━━━━━ INPUT ROWS
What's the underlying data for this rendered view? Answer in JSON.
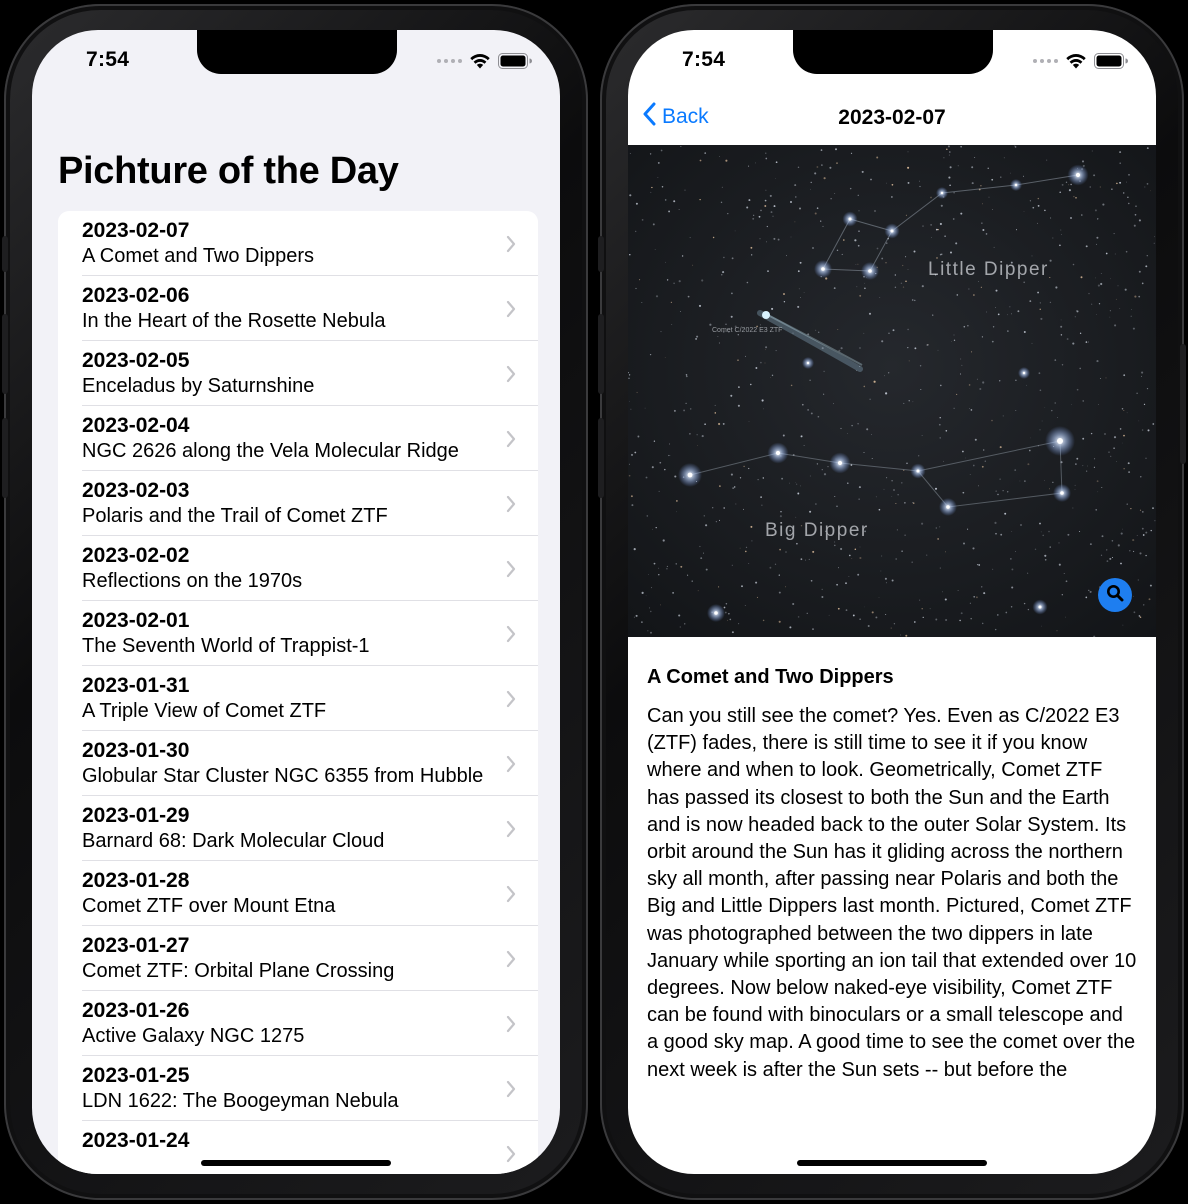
{
  "status": {
    "time": "7:54"
  },
  "list_screen": {
    "title": "Pichture of the Day",
    "items": [
      {
        "date": "2023-02-07",
        "title": "A Comet and Two Dippers"
      },
      {
        "date": "2023-02-06",
        "title": "In the Heart of the Rosette Nebula"
      },
      {
        "date": "2023-02-05",
        "title": "Enceladus by Saturnshine"
      },
      {
        "date": "2023-02-04",
        "title": "NGC 2626 along the Vela Molecular Ridge"
      },
      {
        "date": "2023-02-03",
        "title": "Polaris and the Trail of Comet ZTF"
      },
      {
        "date": "2023-02-02",
        "title": "Reflections on the 1970s"
      },
      {
        "date": "2023-02-01",
        "title": "The Seventh World of Trappist-1"
      },
      {
        "date": "2023-01-31",
        "title": "A Triple View of Comet ZTF"
      },
      {
        "date": "2023-01-30",
        "title": "Globular Star Cluster NGC 6355 from Hubble"
      },
      {
        "date": "2023-01-29",
        "title": "Barnard 68: Dark Molecular Cloud"
      },
      {
        "date": "2023-01-28",
        "title": "Comet ZTF over Mount Etna"
      },
      {
        "date": "2023-01-27",
        "title": "Comet ZTF: Orbital Plane Crossing"
      },
      {
        "date": "2023-01-26",
        "title": "Active Galaxy NGC 1275"
      },
      {
        "date": "2023-01-25",
        "title": "LDN 1622: The Boogeyman Nebula"
      },
      {
        "date": "2023-01-24",
        "title": ""
      }
    ]
  },
  "detail_screen": {
    "back_label": "Back",
    "nav_title": "2023-02-07",
    "image_labels": {
      "little_dipper": "Little Dipper",
      "big_dipper": "Big Dipper",
      "comet": "Comet C/2022 E3 ZTF"
    },
    "article_title": "A Comet and Two Dippers",
    "article_body": "Can you still see the comet?  Yes. Even as C/2022 E3 (ZTF) fades, there is still time to see it if you know where and when to look. Geometrically, Comet ZTF has passed its closest to both the Sun and the Earth and is now headed back to the outer Solar System. Its orbit around the Sun has it gliding across the northern sky all month, after passing near Polaris and both the Big and Little Dippers last month. Pictured, Comet ZTF was photographed between the two dippers in late January while sporting an ion tail that extended over 10 degrees. Now below naked-eye visibility, Comet ZTF can be found with binoculars or a small telescope and a good sky map.  A good time to see the comet over the next week is after the Sun sets -- but before the"
  },
  "colors": {
    "accent": "#0a7aff",
    "list_background": "#f2f2f7",
    "zoom_button": "#1e7ef0"
  }
}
━━━━━━━━━━
**INSTRUCTIONS TO FOLLOW:**
Scan the records above for the string "Dippers", then report every line that contains it.

**EXERCISE RESULT:**
        "title": "A Comet and Two Dippers"
    "article_title": "A Comet and Two Dippers",
    "article_body": "Can you still see the comet?  Yes. Even as C/2022 E3 (ZTF) fades, there is still time to see it if you know where and when to look. Geometrically, Comet ZTF has passed its closest to both the Sun and the Earth and is now headed back to the outer Solar System. Its orbit around the Sun has it gliding across the northern sky all month, after passing near Polaris and both the Big and Little Dippers last month. Pictured, Comet ZTF was photographed between the two dippers in late January while sporting an ion tail that extended over 10 degrees. Now below naked-eye visibility, Comet ZTF can be found with binoculars or a small telescope and a good sky map.  A good time to see the comet over the next week is after the Sun sets -- but before the"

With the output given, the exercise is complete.